Extracted entries -
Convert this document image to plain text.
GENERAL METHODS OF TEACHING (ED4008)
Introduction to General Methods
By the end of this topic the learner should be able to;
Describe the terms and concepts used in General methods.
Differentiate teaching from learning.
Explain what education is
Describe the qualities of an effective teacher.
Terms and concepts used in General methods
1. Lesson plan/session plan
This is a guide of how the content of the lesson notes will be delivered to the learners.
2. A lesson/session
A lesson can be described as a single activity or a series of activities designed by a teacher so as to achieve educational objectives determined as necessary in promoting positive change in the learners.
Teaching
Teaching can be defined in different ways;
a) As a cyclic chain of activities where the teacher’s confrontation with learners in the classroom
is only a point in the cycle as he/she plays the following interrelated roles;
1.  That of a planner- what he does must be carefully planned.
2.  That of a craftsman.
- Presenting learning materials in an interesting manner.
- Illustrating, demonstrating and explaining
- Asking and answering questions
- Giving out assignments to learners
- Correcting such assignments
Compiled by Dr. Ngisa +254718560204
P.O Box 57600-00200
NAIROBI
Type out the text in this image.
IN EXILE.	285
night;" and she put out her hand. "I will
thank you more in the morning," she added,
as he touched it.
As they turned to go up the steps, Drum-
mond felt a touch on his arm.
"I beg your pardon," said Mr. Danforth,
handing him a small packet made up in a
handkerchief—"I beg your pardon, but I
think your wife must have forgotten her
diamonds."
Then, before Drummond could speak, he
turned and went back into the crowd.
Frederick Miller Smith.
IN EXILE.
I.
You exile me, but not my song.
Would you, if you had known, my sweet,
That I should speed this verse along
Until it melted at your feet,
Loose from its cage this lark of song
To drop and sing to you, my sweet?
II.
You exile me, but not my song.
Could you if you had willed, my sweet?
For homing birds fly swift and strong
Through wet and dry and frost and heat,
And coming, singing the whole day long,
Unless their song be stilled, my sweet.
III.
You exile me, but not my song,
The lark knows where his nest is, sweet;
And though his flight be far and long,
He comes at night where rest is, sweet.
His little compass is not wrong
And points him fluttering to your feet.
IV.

What is needed - Identify each line containing the string "sweet" and copy it out.

Expected output -
Would you, if you had known, my sweet,
To drop and sing to you, my sweet?
Could you if you had willed, my sweet?
Unless their song be stilled, my sweet.
The lark knows where his nest is, sweet;
He comes at night where rest is, sweet.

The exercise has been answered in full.